Brief | Find the lines holding the word "this" and collect them.

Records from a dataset

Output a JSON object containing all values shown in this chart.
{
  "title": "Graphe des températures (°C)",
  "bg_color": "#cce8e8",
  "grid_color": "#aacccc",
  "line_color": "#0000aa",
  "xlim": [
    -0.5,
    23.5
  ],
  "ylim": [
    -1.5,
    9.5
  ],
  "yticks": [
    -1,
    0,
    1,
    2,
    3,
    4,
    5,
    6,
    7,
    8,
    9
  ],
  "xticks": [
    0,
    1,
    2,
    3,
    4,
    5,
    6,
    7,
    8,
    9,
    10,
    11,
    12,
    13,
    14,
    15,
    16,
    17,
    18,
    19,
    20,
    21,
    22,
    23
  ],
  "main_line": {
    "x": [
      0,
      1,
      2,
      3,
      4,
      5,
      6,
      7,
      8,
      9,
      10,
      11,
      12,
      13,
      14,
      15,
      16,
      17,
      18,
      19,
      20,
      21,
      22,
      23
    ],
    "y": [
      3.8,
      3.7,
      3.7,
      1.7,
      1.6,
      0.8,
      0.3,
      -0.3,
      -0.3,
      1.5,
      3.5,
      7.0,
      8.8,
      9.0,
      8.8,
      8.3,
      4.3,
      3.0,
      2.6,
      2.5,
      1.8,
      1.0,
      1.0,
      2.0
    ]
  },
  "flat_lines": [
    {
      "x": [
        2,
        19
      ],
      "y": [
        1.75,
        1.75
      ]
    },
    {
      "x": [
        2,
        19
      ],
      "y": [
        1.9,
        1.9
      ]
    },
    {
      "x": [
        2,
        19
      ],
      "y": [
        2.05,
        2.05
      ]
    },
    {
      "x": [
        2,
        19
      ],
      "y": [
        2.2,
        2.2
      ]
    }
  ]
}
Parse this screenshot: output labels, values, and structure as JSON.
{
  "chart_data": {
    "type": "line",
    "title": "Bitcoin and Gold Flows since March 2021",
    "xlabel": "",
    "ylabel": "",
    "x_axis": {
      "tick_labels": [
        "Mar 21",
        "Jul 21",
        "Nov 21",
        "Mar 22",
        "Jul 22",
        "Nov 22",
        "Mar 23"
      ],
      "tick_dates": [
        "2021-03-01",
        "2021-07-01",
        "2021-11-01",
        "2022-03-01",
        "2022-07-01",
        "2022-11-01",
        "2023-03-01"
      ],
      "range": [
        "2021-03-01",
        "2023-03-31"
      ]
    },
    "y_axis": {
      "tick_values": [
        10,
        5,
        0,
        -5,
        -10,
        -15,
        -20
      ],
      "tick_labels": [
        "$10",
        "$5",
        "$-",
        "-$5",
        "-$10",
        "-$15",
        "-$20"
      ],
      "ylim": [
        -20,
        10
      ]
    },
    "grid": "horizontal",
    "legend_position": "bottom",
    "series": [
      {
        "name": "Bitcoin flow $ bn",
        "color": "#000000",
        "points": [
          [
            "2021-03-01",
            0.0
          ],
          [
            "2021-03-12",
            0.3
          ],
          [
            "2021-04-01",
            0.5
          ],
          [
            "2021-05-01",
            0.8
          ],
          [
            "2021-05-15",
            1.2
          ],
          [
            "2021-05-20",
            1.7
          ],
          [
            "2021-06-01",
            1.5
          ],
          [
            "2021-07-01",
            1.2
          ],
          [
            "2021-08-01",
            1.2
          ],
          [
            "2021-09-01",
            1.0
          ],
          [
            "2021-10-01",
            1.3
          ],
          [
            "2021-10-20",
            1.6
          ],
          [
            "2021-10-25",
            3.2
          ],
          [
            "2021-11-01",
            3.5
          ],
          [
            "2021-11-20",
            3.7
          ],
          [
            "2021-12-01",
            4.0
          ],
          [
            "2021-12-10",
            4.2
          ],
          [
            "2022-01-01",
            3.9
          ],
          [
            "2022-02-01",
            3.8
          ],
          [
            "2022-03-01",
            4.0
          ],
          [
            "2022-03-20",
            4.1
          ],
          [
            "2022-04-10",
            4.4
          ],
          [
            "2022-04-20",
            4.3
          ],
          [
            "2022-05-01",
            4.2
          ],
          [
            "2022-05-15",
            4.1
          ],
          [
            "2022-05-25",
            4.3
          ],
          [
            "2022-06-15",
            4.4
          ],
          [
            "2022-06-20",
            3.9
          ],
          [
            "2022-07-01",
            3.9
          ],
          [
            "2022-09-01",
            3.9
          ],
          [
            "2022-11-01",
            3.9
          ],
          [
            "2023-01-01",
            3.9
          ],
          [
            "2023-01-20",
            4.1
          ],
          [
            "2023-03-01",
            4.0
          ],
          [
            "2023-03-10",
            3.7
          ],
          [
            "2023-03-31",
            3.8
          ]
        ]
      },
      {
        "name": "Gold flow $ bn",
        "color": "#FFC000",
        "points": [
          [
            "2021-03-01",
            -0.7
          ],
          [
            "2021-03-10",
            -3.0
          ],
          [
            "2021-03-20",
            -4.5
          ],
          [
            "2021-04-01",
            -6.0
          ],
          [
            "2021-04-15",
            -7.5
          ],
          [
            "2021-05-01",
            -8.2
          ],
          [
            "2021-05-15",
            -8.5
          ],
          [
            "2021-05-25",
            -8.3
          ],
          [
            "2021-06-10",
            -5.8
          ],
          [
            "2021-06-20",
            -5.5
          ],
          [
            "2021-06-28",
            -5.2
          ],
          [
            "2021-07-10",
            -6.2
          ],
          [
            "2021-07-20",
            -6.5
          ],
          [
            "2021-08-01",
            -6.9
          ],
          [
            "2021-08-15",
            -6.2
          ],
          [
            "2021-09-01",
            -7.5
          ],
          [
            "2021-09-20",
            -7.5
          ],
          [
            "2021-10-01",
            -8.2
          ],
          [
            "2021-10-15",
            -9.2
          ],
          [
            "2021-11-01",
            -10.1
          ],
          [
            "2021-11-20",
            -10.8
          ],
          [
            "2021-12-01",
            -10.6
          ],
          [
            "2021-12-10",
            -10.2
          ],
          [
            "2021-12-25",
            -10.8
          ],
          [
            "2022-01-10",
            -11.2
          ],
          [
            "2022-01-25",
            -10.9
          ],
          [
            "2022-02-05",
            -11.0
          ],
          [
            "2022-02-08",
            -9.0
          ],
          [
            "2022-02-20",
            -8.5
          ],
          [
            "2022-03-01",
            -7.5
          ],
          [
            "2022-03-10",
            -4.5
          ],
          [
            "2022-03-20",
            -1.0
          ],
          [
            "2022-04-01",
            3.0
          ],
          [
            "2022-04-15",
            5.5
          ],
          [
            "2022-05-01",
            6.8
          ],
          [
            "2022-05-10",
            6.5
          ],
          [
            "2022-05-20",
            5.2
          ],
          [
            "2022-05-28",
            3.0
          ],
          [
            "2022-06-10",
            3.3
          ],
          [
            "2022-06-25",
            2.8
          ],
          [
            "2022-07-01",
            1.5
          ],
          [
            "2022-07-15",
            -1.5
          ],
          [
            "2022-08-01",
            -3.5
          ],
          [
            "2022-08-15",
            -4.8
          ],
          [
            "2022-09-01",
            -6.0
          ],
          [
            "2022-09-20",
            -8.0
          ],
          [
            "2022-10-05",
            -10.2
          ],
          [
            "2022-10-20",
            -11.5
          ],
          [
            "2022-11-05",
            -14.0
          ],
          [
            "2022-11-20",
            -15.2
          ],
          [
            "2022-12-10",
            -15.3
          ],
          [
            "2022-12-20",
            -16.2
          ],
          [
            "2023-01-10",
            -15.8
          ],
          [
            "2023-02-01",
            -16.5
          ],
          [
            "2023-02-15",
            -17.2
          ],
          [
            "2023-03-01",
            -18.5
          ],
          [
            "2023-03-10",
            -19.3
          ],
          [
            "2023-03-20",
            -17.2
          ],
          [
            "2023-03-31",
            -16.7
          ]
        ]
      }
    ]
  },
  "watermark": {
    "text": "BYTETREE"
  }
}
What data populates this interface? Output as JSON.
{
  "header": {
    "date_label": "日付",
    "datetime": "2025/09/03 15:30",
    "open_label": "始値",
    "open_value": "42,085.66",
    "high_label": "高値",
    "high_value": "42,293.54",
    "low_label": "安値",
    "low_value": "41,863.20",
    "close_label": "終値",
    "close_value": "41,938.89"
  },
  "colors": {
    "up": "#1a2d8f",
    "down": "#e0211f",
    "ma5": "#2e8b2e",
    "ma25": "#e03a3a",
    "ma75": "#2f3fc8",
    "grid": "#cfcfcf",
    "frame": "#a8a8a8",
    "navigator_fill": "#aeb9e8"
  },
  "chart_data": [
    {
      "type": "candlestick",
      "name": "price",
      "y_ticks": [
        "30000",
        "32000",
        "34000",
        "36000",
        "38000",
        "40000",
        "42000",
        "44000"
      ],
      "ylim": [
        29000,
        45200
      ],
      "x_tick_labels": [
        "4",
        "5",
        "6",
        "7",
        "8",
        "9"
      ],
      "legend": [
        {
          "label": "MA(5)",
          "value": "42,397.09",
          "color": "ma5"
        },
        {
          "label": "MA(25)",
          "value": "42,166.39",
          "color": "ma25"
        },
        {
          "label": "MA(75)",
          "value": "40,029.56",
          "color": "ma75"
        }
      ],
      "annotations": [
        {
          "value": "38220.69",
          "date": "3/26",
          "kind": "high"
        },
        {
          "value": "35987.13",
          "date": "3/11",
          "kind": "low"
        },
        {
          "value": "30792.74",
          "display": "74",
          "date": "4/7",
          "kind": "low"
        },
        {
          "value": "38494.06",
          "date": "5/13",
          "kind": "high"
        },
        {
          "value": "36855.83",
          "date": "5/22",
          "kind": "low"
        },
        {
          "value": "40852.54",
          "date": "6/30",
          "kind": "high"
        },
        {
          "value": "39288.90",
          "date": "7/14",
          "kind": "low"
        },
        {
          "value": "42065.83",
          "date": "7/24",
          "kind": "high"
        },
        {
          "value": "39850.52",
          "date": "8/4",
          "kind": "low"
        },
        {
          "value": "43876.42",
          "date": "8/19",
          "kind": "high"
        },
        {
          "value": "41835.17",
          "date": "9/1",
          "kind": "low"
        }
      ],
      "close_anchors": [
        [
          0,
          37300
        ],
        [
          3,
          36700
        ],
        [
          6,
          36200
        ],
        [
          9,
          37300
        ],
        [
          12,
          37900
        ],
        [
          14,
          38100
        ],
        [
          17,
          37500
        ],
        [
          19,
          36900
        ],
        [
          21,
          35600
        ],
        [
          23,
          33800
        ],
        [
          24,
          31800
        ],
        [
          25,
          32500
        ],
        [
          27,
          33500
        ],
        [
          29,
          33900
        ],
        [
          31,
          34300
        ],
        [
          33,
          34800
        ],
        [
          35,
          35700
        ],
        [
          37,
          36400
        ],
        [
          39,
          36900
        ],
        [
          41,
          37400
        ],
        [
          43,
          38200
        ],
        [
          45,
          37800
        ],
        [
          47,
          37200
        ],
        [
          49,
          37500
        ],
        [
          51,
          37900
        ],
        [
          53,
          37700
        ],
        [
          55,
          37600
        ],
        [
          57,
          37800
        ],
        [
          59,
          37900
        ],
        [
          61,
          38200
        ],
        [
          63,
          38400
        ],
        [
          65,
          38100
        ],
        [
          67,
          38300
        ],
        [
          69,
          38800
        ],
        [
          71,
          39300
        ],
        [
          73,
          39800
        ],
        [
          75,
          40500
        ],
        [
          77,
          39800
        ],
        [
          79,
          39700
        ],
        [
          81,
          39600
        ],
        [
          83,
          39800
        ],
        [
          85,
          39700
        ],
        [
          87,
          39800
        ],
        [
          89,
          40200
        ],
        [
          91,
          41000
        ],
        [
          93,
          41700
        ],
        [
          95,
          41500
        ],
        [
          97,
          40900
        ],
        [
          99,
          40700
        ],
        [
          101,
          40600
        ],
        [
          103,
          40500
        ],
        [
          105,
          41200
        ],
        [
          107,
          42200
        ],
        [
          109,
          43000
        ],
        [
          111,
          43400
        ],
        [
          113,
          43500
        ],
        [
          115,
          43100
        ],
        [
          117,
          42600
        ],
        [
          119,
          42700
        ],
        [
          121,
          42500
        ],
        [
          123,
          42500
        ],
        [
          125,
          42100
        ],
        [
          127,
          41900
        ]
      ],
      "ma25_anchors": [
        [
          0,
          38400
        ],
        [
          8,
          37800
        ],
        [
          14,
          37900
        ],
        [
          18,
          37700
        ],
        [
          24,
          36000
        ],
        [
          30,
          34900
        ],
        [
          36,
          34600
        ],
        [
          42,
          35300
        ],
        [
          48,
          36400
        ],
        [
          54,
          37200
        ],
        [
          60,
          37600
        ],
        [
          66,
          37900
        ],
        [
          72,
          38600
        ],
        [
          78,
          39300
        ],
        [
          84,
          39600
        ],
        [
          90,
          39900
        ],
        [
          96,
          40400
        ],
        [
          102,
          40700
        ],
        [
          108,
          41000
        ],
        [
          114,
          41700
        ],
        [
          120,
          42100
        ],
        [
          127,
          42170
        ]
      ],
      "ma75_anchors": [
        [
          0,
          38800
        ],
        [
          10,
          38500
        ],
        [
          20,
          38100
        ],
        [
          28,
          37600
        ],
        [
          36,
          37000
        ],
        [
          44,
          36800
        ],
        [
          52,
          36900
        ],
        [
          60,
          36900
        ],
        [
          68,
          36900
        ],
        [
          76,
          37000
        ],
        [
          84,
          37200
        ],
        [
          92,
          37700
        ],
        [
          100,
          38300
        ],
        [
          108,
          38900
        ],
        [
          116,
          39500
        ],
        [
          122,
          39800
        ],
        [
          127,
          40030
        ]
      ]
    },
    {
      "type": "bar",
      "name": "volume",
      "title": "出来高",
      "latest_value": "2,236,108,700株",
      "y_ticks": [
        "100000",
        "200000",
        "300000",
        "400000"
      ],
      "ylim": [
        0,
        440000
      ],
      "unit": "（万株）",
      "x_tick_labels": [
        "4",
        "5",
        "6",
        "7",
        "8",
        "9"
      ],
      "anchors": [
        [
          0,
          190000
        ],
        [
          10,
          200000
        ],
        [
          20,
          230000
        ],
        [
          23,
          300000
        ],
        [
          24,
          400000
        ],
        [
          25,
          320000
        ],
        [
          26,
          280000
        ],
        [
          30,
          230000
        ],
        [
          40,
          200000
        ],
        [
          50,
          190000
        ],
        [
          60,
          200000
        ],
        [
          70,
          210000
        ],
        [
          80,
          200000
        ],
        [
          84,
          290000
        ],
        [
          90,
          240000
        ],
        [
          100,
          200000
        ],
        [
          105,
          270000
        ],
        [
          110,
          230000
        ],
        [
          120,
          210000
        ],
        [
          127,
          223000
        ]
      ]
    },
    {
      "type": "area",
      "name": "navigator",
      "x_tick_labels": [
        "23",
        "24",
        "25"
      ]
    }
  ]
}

Task response |
Output a JSON object containing all values shown in this chart.
Parse this screenshot: output labels, values, and structure as JSON.
What data populates this interface? Output as JSON.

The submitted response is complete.